> [MATERIAL FOR THIS TASK]
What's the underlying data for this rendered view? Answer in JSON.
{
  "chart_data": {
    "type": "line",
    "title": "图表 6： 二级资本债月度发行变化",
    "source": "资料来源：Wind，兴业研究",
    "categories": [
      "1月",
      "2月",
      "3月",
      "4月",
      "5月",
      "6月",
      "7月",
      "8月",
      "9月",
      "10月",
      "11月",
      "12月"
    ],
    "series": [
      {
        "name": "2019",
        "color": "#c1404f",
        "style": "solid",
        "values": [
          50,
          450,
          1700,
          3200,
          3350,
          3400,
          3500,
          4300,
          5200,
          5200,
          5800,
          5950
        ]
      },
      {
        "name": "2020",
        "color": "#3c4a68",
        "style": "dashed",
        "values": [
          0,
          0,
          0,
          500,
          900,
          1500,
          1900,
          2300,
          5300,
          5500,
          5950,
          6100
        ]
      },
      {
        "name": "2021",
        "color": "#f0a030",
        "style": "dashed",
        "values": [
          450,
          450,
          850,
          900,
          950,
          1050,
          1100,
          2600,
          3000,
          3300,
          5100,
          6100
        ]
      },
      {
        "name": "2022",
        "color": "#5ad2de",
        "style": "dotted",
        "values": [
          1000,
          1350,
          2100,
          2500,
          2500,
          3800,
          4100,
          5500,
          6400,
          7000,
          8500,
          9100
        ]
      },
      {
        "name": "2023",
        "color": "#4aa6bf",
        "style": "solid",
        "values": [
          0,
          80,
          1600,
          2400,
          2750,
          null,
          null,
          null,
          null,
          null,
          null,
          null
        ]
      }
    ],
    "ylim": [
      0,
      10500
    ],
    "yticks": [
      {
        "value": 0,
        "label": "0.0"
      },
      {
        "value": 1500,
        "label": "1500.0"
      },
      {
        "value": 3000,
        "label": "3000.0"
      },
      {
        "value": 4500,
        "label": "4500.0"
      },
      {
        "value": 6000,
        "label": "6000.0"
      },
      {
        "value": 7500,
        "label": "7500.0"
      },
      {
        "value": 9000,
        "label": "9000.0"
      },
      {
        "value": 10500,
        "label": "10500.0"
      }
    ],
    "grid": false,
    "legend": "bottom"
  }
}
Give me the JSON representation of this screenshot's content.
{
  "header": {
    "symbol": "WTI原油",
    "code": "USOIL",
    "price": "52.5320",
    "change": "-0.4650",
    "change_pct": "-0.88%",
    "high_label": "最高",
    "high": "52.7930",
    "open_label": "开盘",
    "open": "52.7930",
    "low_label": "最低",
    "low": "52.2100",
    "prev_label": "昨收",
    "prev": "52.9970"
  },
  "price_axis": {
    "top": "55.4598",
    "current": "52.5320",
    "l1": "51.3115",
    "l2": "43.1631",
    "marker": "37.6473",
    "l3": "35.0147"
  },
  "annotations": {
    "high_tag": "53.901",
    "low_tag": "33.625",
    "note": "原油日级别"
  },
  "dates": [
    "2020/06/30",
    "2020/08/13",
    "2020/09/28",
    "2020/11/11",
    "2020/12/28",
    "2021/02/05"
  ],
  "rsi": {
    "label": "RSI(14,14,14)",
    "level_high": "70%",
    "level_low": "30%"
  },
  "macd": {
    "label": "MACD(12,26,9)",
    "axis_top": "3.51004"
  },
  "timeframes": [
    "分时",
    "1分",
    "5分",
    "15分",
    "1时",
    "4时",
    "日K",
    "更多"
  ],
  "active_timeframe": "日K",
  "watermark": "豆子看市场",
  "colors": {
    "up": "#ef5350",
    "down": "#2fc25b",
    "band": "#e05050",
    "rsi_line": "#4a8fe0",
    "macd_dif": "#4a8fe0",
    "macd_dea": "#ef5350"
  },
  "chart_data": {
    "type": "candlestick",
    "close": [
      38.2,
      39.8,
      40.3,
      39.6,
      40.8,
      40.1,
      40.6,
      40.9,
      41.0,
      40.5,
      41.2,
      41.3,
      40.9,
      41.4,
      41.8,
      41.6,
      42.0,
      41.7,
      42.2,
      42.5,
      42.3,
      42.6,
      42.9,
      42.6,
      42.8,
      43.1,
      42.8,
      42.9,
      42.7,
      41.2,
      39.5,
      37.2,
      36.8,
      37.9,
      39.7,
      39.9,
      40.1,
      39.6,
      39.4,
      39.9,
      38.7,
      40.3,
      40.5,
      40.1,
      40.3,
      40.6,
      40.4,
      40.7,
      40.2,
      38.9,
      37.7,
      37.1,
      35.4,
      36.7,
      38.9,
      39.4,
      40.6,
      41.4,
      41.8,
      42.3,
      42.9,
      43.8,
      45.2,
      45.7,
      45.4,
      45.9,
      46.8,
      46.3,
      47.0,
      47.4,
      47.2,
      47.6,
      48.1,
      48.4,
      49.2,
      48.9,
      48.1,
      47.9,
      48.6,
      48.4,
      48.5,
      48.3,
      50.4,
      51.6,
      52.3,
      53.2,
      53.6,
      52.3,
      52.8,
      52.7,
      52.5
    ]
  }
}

> [WHAT YOU NEED TO DO]
Retype all the material above precisely, with no line left out.

> [ANSWER TO THE TASK]
What's the underlying data for this rendered view? Answer in JSON.
{
  "chart_data": {
    "type": "line",
    "title": "图表 6： 二级资本债月度发行变化",
    "source": "资料来源：Wind，兴业研究",
    "categories": [
      "1月",
      "2月",
      "3月",
      "4月",
      "5月",
      "6月",
      "7月",
      "8月",
      "9月",
      "10月",
      "11月",
      "12月"
    ],
    "series": [
      {
        "name": "2019",
        "color": "#c1404f",
        "style": "solid",
        "values": [
          50,
          450,
          1700,
          3200,
          3350,
          3400,
          3500,
          4300,
          5200,
          5200,
          5800,
          5950
        ]
      },
      {
        "name": "2020",
        "color": "#3c4a68",
        "style": "dashed",
        "values": [
          0,
          0,
          0,
          500,
          900,
          1500,
          1900,
          2300,
          5300,
          5500,
          5950,
          6100
        ]
      },
      {
        "name": "2021",
        "color": "#f0a030",
        "style": "dashed",
        "values": [
          450,
          450,
          850,
          900,
          950,
          1050,
          1100,
          2600,
          3000,
          3300,
          5100,
          6100
        ]
      },
      {
        "name": "2022",
        "color": "#5ad2de",
        "style": "dotted",
        "values": [
          1000,
          1350,
          2100,
          2500,
          2500,
          3800,
          4100,
          5500,
          6400,
          7000,
          8500,
          9100
        ]
      },
      {
        "name": "2023",
        "color": "#4aa6bf",
        "style": "solid",
        "values": [
          0,
          80,
          1600,
          2400,
          2750,
          null,
          null,
          null,
          null,
          null,
          null,
          null
        ]
      }
    ],
    "ylim": [
      0,
      10500
    ],
    "yticks": [
      {
        "value": 0,
        "label": "0.0"
      },
      {
        "value": 1500,
        "label": "1500.0"
      },
      {
        "value": 3000,
        "label": "3000.0"
      },
      {
        "value": 4500,
        "label": "4500.0"
      },
      {
        "value": 6000,
        "label": "6000.0"
      },
      {
        "value": 7500,
        "label": "7500.0"
      },
      {
        "value": 9000,
        "label": "9000.0"
      },
      {
        "value": 10500,
        "label": "10500.0"
      }
    ],
    "grid": false,
    "legend": "bottom"
  }
}
Give me the JSON representation of this screenshot's content.
{
  "header": {
    "symbol": "WTI原油",
    "code": "USOIL",
    "price": "52.5320",
    "change": "-0.4650",
    "change_pct": "-0.88%",
    "high_label": "最高",
    "high": "52.7930",
    "open_label": "开盘",
    "open": "52.7930",
    "low_label": "最低",
    "low": "52.2100",
    "prev_label": "昨收",
    "prev": "52.9970"
  },
  "price_axis": {
    "top": "55.4598",
    "current": "52.5320",
    "l1": "51.3115",
    "l2": "43.1631",
    "marker": "37.6473",
    "l3": "35.0147"
  },
  "annotations": {
    "high_tag": "53.901",
    "low_tag": "33.625",
    "note": "原油日级别"
  },
  "dates": [
    "2020/06/30",
    "2020/08/13",
    "2020/09/28",
    "2020/11/11",
    "2020/12/28",
    "2021/02/05"
  ],
  "rsi": {
    "label": "RSI(14,14,14)",
    "level_high": "70%",
    "level_low": "30%"
  },
  "macd": {
    "label": "MACD(12,26,9)",
    "axis_top": "3.51004"
  },
  "timeframes": [
    "分时",
    "1分",
    "5分",
    "15分",
    "1时",
    "4时",
    "日K",
    "更多"
  ],
  "active_timeframe": "日K",
  "watermark": "豆子看市场",
  "colors": {
    "up": "#ef5350",
    "down": "#2fc25b",
    "band": "#e05050",
    "rsi_line": "#4a8fe0",
    "macd_dif": "#4a8fe0",
    "macd_dea": "#ef5350"
  },
  "chart_data": {
    "type": "candlestick",
    "close": [
      38.2,
      39.8,
      40.3,
      39.6,
      40.8,
      40.1,
      40.6,
      40.9,
      41.0,
      40.5,
      41.2,
      41.3,
      40.9,
      41.4,
      41.8,
      41.6,
      42.0,
      41.7,
      42.2,
      42.5,
      42.3,
      42.6,
      42.9,
      42.6,
      42.8,
      43.1,
      42.8,
      42.9,
      42.7,
      41.2,
      39.5,
      37.2,
      36.8,
      37.9,
      39.7,
      39.9,
      40.1,
      39.6,
      39.4,
      39.9,
      38.7,
      40.3,
      40.5,
      40.1,
      40.3,
      40.6,
      40.4,
      40.7,
      40.2,
      38.9,
      37.7,
      37.1,
      35.4,
      36.7,
      38.9,
      39.4,
      40.6,
      41.4,
      41.8,
      42.3,
      42.9,
      43.8,
      45.2,
      45.7,
      45.4,
      45.9,
      46.8,
      46.3,
      47.0,
      47.4,
      47.2,
      47.6,
      48.1,
      48.4,
      49.2,
      48.9,
      48.1,
      47.9,
      48.6,
      48.4,
      48.5,
      48.3,
      50.4,
      51.6,
      52.3,
      53.2,
      53.6,
      52.3,
      52.8,
      52.7,
      52.5
    ]
  }
}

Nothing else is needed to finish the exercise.